◆ To do:
Restate each line of the listing exactly, without carrying over any pictures.
BEGIN
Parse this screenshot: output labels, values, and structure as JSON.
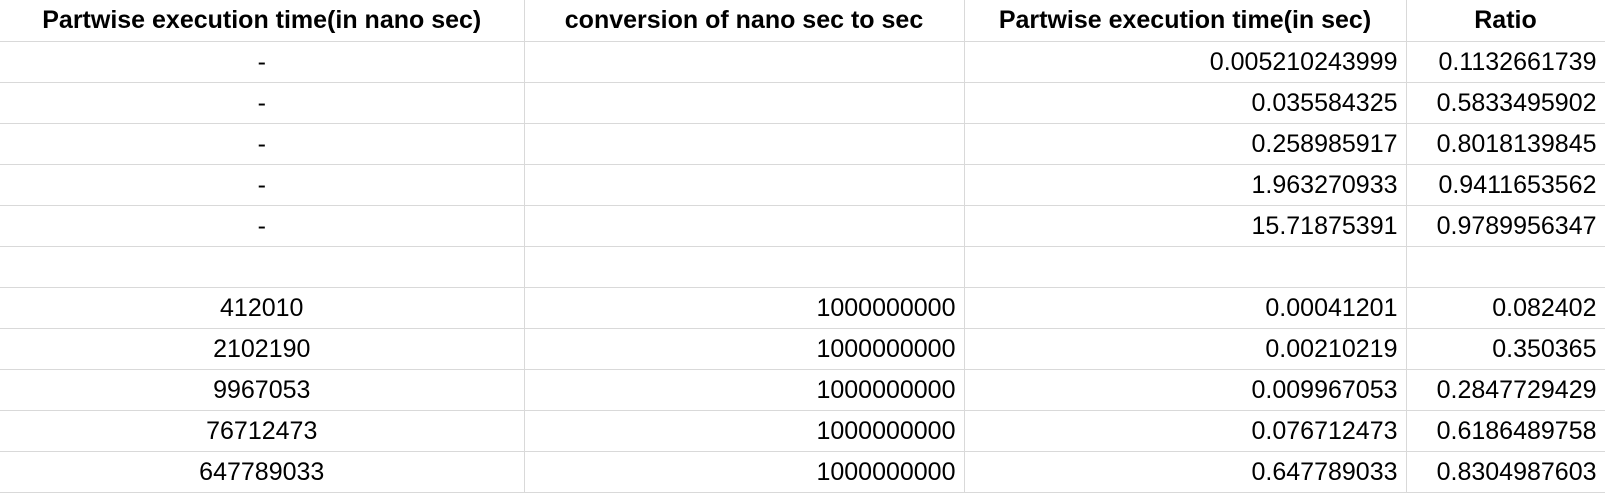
{
  "headers": [
    "Partwise execution time(in nano sec)",
    "conversion of nano sec to sec",
    "Partwise execution time(in sec)",
    "Ratio"
  ],
  "rows": [
    [
      "-",
      "",
      "0.005210243999",
      "0.1132661739"
    ],
    [
      "-",
      "",
      "0.035584325",
      "0.5833495902"
    ],
    [
      "-",
      "",
      "0.258985917",
      "0.8018139845"
    ],
    [
      "-",
      "",
      "1.963270933",
      "0.9411653562"
    ],
    [
      "-",
      "",
      "15.71875391",
      "0.9789956347"
    ],
    [
      "",
      "",
      "",
      ""
    ],
    [
      "412010",
      "1000000000",
      "0.00041201",
      "0.082402"
    ],
    [
      "2102190",
      "1000000000",
      "0.00210219",
      "0.350365"
    ],
    [
      "9967053",
      "1000000000",
      "0.009967053",
      "0.2847729429"
    ],
    [
      "76712473",
      "1000000000",
      "0.076712473",
      "0.6186489758"
    ],
    [
      "647789033",
      "1000000000",
      "0.647789033",
      "0.8304987603"
    ]
  ]
}
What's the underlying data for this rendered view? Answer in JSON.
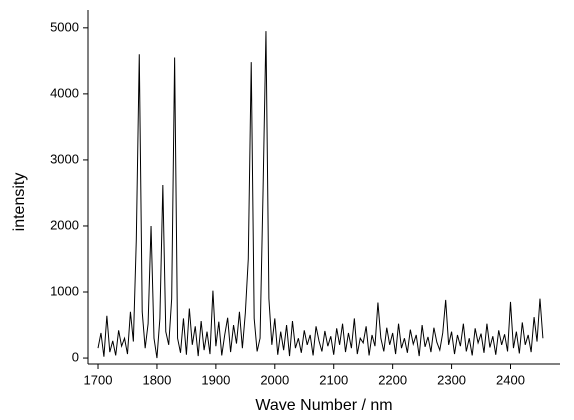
{
  "chart_data": {
    "type": "line",
    "xlabel": "Wave Number / nm",
    "ylabel": "intensity",
    "x": [
      1700,
      1705,
      1710,
      1715,
      1720,
      1725,
      1730,
      1735,
      1740,
      1745,
      1750,
      1755,
      1760,
      1765,
      1770,
      1775,
      1780,
      1785,
      1790,
      1795,
      1800,
      1805,
      1810,
      1815,
      1820,
      1825,
      1830,
      1835,
      1840,
      1845,
      1850,
      1855,
      1860,
      1865,
      1870,
      1875,
      1880,
      1885,
      1890,
      1895,
      1900,
      1905,
      1910,
      1915,
      1920,
      1925,
      1930,
      1935,
      1940,
      1945,
      1950,
      1955,
      1960,
      1965,
      1970,
      1975,
      1980,
      1985,
      1990,
      1995,
      2000,
      2005,
      2010,
      2015,
      2020,
      2025,
      2030,
      2035,
      2040,
      2045,
      2050,
      2055,
      2060,
      2065,
      2070,
      2075,
      2080,
      2085,
      2090,
      2095,
      2100,
      2105,
      2110,
      2115,
      2120,
      2125,
      2130,
      2135,
      2140,
      2145,
      2150,
      2155,
      2160,
      2165,
      2170,
      2175,
      2180,
      2185,
      2190,
      2195,
      2200,
      2205,
      2210,
      2215,
      2220,
      2225,
      2230,
      2235,
      2240,
      2245,
      2250,
      2255,
      2260,
      2265,
      2270,
      2275,
      2280,
      2285,
      2290,
      2295,
      2300,
      2305,
      2310,
      2315,
      2320,
      2325,
      2330,
      2335,
      2340,
      2345,
      2350,
      2355,
      2360,
      2365,
      2370,
      2375,
      2380,
      2385,
      2390,
      2395,
      2400,
      2405,
      2410,
      2415,
      2420,
      2425,
      2430,
      2435,
      2440,
      2445,
      2450,
      2455
    ],
    "series": [
      {
        "color": "#000000",
        "values": [
          150,
          380,
          20,
          640,
          90,
          260,
          40,
          420,
          180,
          300,
          60,
          700,
          250,
          1800,
          4600,
          700,
          150,
          520,
          2000,
          300,
          0,
          600,
          2620,
          400,
          200,
          900,
          4550,
          300,
          80,
          600,
          50,
          750,
          200,
          480,
          30,
          560,
          120,
          400,
          60,
          1020,
          180,
          550,
          40,
          350,
          610,
          90,
          500,
          220,
          700,
          150,
          680,
          1500,
          4480,
          600,
          100,
          300,
          2500,
          4950,
          900,
          200,
          600,
          50,
          400,
          120,
          500,
          30,
          560,
          150,
          300,
          80,
          420,
          200,
          350,
          40,
          480,
          260,
          100,
          410,
          180,
          330,
          50,
          450,
          200,
          520,
          90,
          380,
          150,
          600,
          60,
          300,
          230,
          480,
          40,
          350,
          180,
          840,
          300,
          100,
          460,
          200,
          380,
          60,
          520,
          150,
          300,
          80,
          430,
          210,
          350,
          30,
          500,
          170,
          320,
          90,
          460,
          240,
          120,
          380,
          880,
          200,
          400,
          60,
          350,
          180,
          520,
          100,
          300,
          40,
          450,
          230,
          370,
          80,
          520,
          160,
          330,
          50,
          420,
          200,
          360,
          100,
          850,
          150,
          400,
          70,
          540,
          200,
          350,
          90,
          620,
          250,
          900,
          300
        ]
      }
    ],
    "xlim": [
      1683,
      2484
    ],
    "ylim": [
      -90,
      5270
    ],
    "xticks": [
      1700,
      1800,
      1900,
      2000,
      2100,
      2200,
      2300,
      2400
    ],
    "yticks": [
      0,
      1000,
      2000,
      3000,
      4000,
      5000
    ]
  }
}
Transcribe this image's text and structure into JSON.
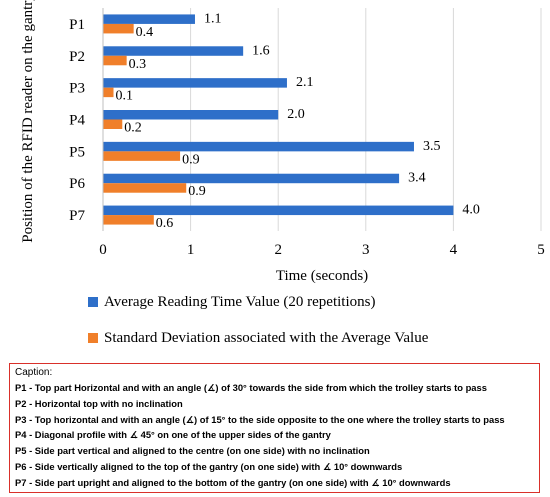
END
◆ Answer to this task:
Parse this screenshot: output labels, values, and structure as JSON.
{
  "headers": [
    "Partwise execution time(in nano sec)",
    "conversion of nano sec to sec",
    "Partwise execution time(in sec)",
    "Ratio"
  ],
  "rows": [
    [
      "-",
      "",
      "0.005210243999",
      "0.1132661739"
    ],
    [
      "-",
      "",
      "0.035584325",
      "0.5833495902"
    ],
    [
      "-",
      "",
      "0.258985917",
      "0.8018139845"
    ],
    [
      "-",
      "",
      "1.963270933",
      "0.9411653562"
    ],
    [
      "-",
      "",
      "15.71875391",
      "0.9789956347"
    ],
    [
      "",
      "",
      "",
      ""
    ],
    [
      "412010",
      "1000000000",
      "0.00041201",
      "0.082402"
    ],
    [
      "2102190",
      "1000000000",
      "0.00210219",
      "0.350365"
    ],
    [
      "9967053",
      "1000000000",
      "0.009967053",
      "0.2847729429"
    ],
    [
      "76712473",
      "1000000000",
      "0.076712473",
      "0.6186489758"
    ],
    [
      "647789033",
      "1000000000",
      "0.647789033",
      "0.8304987603"
    ]
  ]
}
What's the underlying data for this rendered view? Answer in JSON.
{
  "chart_data": {
    "type": "line",
    "xlabel": "Wave Number / nm",
    "ylabel": "intensity",
    "x": [
      1700,
      1705,
      1710,
      1715,
      1720,
      1725,
      1730,
      1735,
      1740,
      1745,
      1750,
      1755,
      1760,
      1765,
      1770,
      1775,
      1780,
      1785,
      1790,
      1795,
      1800,
      1805,
      1810,
      1815,
      1820,
      1825,
      1830,
      1835,
      1840,
      1845,
      1850,
      1855,
      1860,
      1865,
      1870,
      1875,
      1880,
      1885,
      1890,
      1895,
      1900,
      1905,
      1910,
      1915,
      1920,
      1925,
      1930,
      1935,
      1940,
      1945,
      1950,
      1955,
      1960,
      1965,
      1970,
      1975,
      1980,
      1985,
      1990,
      1995,
      2000,
      2005,
      2010,
      2015,
      2020,
      2025,
      2030,
      2035,
      2040,
      2045,
      2050,
      2055,
      2060,
      2065,
      2070,
      2075,
      2080,
      2085,
      2090,
      2095,
      2100,
      2105,
      2110,
      2115,
      2120,
      2125,
      2130,
      2135,
      2140,
      2145,
      2150,
      2155,
      2160,
      2165,
      2170,
      2175,
      2180,
      2185,
      2190,
      2195,
      2200,
      2205,
      2210,
      2215,
      2220,
      2225,
      2230,
      2235,
      2240,
      2245,
      2250,
      2255,
      2260,
      2265,
      2270,
      2275,
      2280,
      2285,
      2290,
      2295,
      2300,
      2305,
      2310,
      2315,
      2320,
      2325,
      2330,
      2335,
      2340,
      2345,
      2350,
      2355,
      2360,
      2365,
      2370,
      2375,
      2380,
      2385,
      2390,
      2395,
      2400,
      2405,
      2410,
      2415,
      2420,
      2425,
      2430,
      2435,
      2440,
      2445,
      2450,
      2455
    ],
    "series": [
      {
        "color": "#000000",
        "values": [
          150,
          380,
          20,
          640,
          90,
          260,
          40,
          420,
          180,
          300,
          60,
          700,
          250,
          1800,
          4600,
          700,
          150,
          520,
          2000,
          300,
          0,
          600,
          2620,
          400,
          200,
          900,
          4550,
          300,
          80,
          600,
          50,
          750,
          200,
          480,
          30,
          560,
          120,
          400,
          60,
          1020,
          180,
          550,
          40,
          350,
          610,
          90,
          500,
          220,
          700,
          150,
          680,
          1500,
          4480,
          600,
          100,
          300,
          2500,
          4950,
          900,
          200,
          600,
          50,
          400,
          120,
          500,
          30,
          560,
          150,
          300,
          80,
          420,
          200,
          350,
          40,
          480,
          260,
          100,
          410,
          180,
          330,
          50,
          450,
          200,
          520,
          90,
          380,
          150,
          600,
          60,
          300,
          230,
          480,
          40,
          350,
          180,
          840,
          300,
          100,
          460,
          200,
          380,
          60,
          520,
          150,
          300,
          80,
          430,
          210,
          350,
          30,
          500,
          170,
          320,
          90,
          460,
          240,
          120,
          380,
          880,
          200,
          400,
          60,
          350,
          180,
          520,
          100,
          300,
          40,
          450,
          230,
          370,
          80,
          520,
          160,
          330,
          50,
          420,
          200,
          360,
          100,
          850,
          150,
          400,
          70,
          540,
          200,
          350,
          90,
          620,
          250,
          900,
          300
        ]
      }
    ],
    "xlim": [
      1683,
      2484
    ],
    "ylim": [
      -90,
      5270
    ],
    "xticks": [
      1700,
      1800,
      1900,
      2000,
      2100,
      2200,
      2300,
      2400
    ],
    "yticks": [
      0,
      1000,
      2000,
      3000,
      4000,
      5000
    ]
  }
}
Transcribe this image's text and structure into JSON.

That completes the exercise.